Work required ::
Quote, without change, all of the lines that follow.

Raw records

────────────────────────────────────────

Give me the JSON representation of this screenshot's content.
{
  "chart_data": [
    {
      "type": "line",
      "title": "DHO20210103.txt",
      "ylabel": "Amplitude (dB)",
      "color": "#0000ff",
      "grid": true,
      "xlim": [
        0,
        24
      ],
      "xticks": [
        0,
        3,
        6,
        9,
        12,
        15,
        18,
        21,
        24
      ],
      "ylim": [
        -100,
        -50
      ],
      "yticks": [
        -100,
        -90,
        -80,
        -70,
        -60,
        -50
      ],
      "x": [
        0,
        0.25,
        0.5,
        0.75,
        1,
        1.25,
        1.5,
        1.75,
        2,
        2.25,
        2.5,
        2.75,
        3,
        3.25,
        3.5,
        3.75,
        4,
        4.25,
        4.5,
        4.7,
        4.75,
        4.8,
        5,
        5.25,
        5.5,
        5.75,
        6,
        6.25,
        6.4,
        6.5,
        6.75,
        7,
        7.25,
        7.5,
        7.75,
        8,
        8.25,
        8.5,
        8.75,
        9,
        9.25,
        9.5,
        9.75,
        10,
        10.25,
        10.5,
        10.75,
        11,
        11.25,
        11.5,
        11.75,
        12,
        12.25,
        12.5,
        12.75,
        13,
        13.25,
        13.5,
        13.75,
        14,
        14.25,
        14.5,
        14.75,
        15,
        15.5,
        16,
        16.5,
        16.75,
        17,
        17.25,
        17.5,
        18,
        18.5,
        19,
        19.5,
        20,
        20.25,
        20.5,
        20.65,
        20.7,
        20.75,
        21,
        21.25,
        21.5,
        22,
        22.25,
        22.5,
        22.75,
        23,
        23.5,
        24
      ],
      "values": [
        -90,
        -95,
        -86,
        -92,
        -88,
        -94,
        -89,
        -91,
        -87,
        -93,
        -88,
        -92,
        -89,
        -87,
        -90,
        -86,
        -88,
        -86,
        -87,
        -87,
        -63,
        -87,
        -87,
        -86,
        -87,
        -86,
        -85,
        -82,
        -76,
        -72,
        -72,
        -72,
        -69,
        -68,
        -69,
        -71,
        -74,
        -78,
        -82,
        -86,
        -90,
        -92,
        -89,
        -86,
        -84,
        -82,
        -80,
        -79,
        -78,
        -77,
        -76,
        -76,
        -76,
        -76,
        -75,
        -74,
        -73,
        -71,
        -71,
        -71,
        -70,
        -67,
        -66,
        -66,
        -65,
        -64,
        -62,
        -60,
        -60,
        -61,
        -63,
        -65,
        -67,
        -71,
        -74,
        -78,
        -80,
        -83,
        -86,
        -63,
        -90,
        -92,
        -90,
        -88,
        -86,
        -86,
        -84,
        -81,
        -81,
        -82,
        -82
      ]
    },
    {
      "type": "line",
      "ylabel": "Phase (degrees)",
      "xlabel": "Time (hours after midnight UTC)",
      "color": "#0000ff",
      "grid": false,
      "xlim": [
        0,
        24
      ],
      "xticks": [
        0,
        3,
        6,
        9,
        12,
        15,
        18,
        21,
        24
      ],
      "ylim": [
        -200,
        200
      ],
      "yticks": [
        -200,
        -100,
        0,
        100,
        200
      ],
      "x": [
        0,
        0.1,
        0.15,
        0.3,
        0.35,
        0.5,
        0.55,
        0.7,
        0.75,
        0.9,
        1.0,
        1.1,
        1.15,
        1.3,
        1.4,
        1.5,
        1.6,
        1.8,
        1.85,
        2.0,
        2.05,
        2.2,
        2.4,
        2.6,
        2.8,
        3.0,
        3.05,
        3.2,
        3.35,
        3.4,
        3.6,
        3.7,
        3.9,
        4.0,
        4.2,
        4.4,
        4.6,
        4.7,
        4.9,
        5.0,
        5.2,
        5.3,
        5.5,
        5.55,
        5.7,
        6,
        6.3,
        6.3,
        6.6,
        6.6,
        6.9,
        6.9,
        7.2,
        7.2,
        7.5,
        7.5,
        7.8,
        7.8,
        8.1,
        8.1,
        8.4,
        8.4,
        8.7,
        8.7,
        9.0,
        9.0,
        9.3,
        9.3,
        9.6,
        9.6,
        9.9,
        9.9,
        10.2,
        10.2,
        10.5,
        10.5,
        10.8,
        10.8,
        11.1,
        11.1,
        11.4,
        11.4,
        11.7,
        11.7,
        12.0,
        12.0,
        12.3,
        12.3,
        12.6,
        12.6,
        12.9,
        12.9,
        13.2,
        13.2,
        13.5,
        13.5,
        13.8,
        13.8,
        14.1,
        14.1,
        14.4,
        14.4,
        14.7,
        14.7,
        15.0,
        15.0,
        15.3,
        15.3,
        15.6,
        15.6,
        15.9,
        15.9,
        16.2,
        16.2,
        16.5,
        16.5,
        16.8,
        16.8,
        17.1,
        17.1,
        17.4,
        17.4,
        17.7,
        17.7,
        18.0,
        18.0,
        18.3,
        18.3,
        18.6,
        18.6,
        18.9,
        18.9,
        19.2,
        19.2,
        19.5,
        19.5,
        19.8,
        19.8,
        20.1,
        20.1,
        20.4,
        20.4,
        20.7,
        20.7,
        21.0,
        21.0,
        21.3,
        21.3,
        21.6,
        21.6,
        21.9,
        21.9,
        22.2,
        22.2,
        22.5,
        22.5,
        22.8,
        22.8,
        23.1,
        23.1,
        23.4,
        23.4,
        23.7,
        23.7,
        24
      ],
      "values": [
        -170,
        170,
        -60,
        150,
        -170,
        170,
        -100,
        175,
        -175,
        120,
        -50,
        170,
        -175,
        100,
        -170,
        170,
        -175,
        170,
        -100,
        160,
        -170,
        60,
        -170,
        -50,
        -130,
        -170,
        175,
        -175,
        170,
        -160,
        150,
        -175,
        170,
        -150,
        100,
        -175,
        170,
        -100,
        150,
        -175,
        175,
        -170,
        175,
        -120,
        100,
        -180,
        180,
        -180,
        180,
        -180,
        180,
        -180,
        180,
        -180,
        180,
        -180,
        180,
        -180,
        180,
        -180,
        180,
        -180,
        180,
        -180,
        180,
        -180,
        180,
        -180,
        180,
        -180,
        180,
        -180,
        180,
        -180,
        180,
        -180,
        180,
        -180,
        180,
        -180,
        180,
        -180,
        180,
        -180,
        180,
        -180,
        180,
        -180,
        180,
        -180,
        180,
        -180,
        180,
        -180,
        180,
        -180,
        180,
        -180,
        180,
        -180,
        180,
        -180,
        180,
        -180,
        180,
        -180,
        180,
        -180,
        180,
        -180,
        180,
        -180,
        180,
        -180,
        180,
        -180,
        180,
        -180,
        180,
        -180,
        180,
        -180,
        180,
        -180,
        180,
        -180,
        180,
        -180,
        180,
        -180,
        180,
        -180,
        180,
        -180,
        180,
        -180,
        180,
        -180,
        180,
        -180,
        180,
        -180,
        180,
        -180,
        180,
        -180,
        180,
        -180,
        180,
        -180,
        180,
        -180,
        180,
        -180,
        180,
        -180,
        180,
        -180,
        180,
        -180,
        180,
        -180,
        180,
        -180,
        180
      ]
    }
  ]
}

────────────────────────────────────────

Solution below ::
Give me the JSON representation of this screenshot's content.
{
  "chart_data": [
    {
      "type": "line",
      "title": "DHO20210103.txt",
      "ylabel": "Amplitude (dB)",
      "color": "#0000ff",
      "grid": true,
      "xlim": [
        0,
        24
      ],
      "xticks": [
        0,
        3,
        6,
        9,
        12,
        15,
        18,
        21,
        24
      ],
      "ylim": [
        -100,
        -50
      ],
      "yticks": [
        -100,
        -90,
        -80,
        -70,
        -60,
        -50
      ],
      "x": [
        0,
        0.25,
        0.5,
        0.75,
        1,
        1.25,
        1.5,
        1.75,
        2,
        2.25,
        2.5,
        2.75,
        3,
        3.25,
        3.5,
        3.75,
        4,
        4.25,
        4.5,
        4.7,
        4.75,
        4.8,
        5,
        5.25,
        5.5,
        5.75,
        6,
        6.25,
        6.4,
        6.5,
        6.75,
        7,
        7.25,
        7.5,
        7.75,
        8,
        8.25,
        8.5,
        8.75,
        9,
        9.25,
        9.5,
        9.75,
        10,
        10.25,
        10.5,
        10.75,
        11,
        11.25,
        11.5,
        11.75,
        12,
        12.25,
        12.5,
        12.75,
        13,
        13.25,
        13.5,
        13.75,
        14,
        14.25,
        14.5,
        14.75,
        15,
        15.5,
        16,
        16.5,
        16.75,
        17,
        17.25,
        17.5,
        18,
        18.5,
        19,
        19.5,
        20,
        20.25,
        20.5,
        20.65,
        20.7,
        20.75,
        21,
        21.25,
        21.5,
        22,
        22.25,
        22.5,
        22.75,
        23,
        23.5,
        24
      ],
      "values": [
        -90,
        -95,
        -86,
        -92,
        -88,
        -94,
        -89,
        -91,
        -87,
        -93,
        -88,
        -92,
        -89,
        -87,
        -90,
        -86,
        -88,
        -86,
        -87,
        -87,
        -63,
        -87,
        -87,
        -86,
        -87,
        -86,
        -85,
        -82,
        -76,
        -72,
        -72,
        -72,
        -69,
        -68,
        -69,
        -71,
        -74,
        -78,
        -82,
        -86,
        -90,
        -92,
        -89,
        -86,
        -84,
        -82,
        -80,
        -79,
        -78,
        -77,
        -76,
        -76,
        -76,
        -76,
        -75,
        -74,
        -73,
        -71,
        -71,
        -71,
        -70,
        -67,
        -66,
        -66,
        -65,
        -64,
        -62,
        -60,
        -60,
        -61,
        -63,
        -65,
        -67,
        -71,
        -74,
        -78,
        -80,
        -83,
        -86,
        -63,
        -90,
        -92,
        -90,
        -88,
        -86,
        -86,
        -84,
        -81,
        -81,
        -82,
        -82
      ]
    },
    {
      "type": "line",
      "ylabel": "Phase (degrees)",
      "xlabel": "Time (hours after midnight UTC)",
      "color": "#0000ff",
      "grid": false,
      "xlim": [
        0,
        24
      ],
      "xticks": [
        0,
        3,
        6,
        9,
        12,
        15,
        18,
        21,
        24
      ],
      "ylim": [
        -200,
        200
      ],
      "yticks": [
        -200,
        -100,
        0,
        100,
        200
      ],
      "x": [
        0,
        0.1,
        0.15,
        0.3,
        0.35,
        0.5,
        0.55,
        0.7,
        0.75,
        0.9,
        1.0,
        1.1,
        1.15,
        1.3,
        1.4,
        1.5,
        1.6,
        1.8,
        1.85,
        2.0,
        2.05,
        2.2,
        2.4,
        2.6,
        2.8,
        3.0,
        3.05,
        3.2,
        3.35,
        3.4,
        3.6,
        3.7,
        3.9,
        4.0,
        4.2,
        4.4,
        4.6,
        4.7,
        4.9,
        5.0,
        5.2,
        5.3,
        5.5,
        5.55,
        5.7,
        6,
        6.3,
        6.3,
        6.6,
        6.6,
        6.9,
        6.9,
        7.2,
        7.2,
        7.5,
        7.5,
        7.8,
        7.8,
        8.1,
        8.1,
        8.4,
        8.4,
        8.7,
        8.7,
        9.0,
        9.0,
        9.3,
        9.3,
        9.6,
        9.6,
        9.9,
        9.9,
        10.2,
        10.2,
        10.5,
        10.5,
        10.8,
        10.8,
        11.1,
        11.1,
        11.4,
        11.4,
        11.7,
        11.7,
        12.0,
        12.0,
        12.3,
        12.3,
        12.6,
        12.6,
        12.9,
        12.9,
        13.2,
        13.2,
        13.5,
        13.5,
        13.8,
        13.8,
        14.1,
        14.1,
        14.4,
        14.4,
        14.7,
        14.7,
        15.0,
        15.0,
        15.3,
        15.3,
        15.6,
        15.6,
        15.9,
        15.9,
        16.2,
        16.2,
        16.5,
        16.5,
        16.8,
        16.8,
        17.1,
        17.1,
        17.4,
        17.4,
        17.7,
        17.7,
        18.0,
        18.0,
        18.3,
        18.3,
        18.6,
        18.6,
        18.9,
        18.9,
        19.2,
        19.2,
        19.5,
        19.5,
        19.8,
        19.8,
        20.1,
        20.1,
        20.4,
        20.4,
        20.7,
        20.7,
        21.0,
        21.0,
        21.3,
        21.3,
        21.6,
        21.6,
        21.9,
        21.9,
        22.2,
        22.2,
        22.5,
        22.5,
        22.8,
        22.8,
        23.1,
        23.1,
        23.4,
        23.4,
        23.7,
        23.7,
        24
      ],
      "values": [
        -170,
        170,
        -60,
        150,
        -170,
        170,
        -100,
        175,
        -175,
        120,
        -50,
        170,
        -175,
        100,
        -170,
        170,
        -175,
        170,
        -100,
        160,
        -170,
        60,
        -170,
        -50,
        -130,
        -170,
        175,
        -175,
        170,
        -160,
        150,
        -175,
        170,
        -150,
        100,
        -175,
        170,
        -100,
        150,
        -175,
        175,
        -170,
        175,
        -120,
        100,
        -180,
        180,
        -180,
        180,
        -180,
        180,
        -180,
        180,
        -180,
        180,
        -180,
        180,
        -180,
        180,
        -180,
        180,
        -180,
        180,
        -180,
        180,
        -180,
        180,
        -180,
        180,
        -180,
        180,
        -180,
        180,
        -180,
        180,
        -180,
        180,
        -180,
        180,
        -180,
        180,
        -180,
        180,
        -180,
        180,
        -180,
        180,
        -180,
        180,
        -180,
        180,
        -180,
        180,
        -180,
        180,
        -180,
        180,
        -180,
        180,
        -180,
        180,
        -180,
        180,
        -180,
        180,
        -180,
        180,
        -180,
        180,
        -180,
        180,
        -180,
        180,
        -180,
        180,
        -180,
        180,
        -180,
        180,
        -180,
        180,
        -180,
        180,
        -180,
        180,
        -180,
        180,
        -180,
        180,
        -180,
        180,
        -180,
        180,
        -180,
        180,
        -180,
        180,
        -180,
        180,
        -180,
        180,
        -180,
        180,
        -180,
        180,
        -180,
        180,
        -180,
        180,
        -180,
        180,
        -180,
        180,
        -180,
        180,
        -180,
        180,
        -180,
        180,
        -180,
        180,
        -180,
        180,
        -180,
        180
      ]
    }
  ]
}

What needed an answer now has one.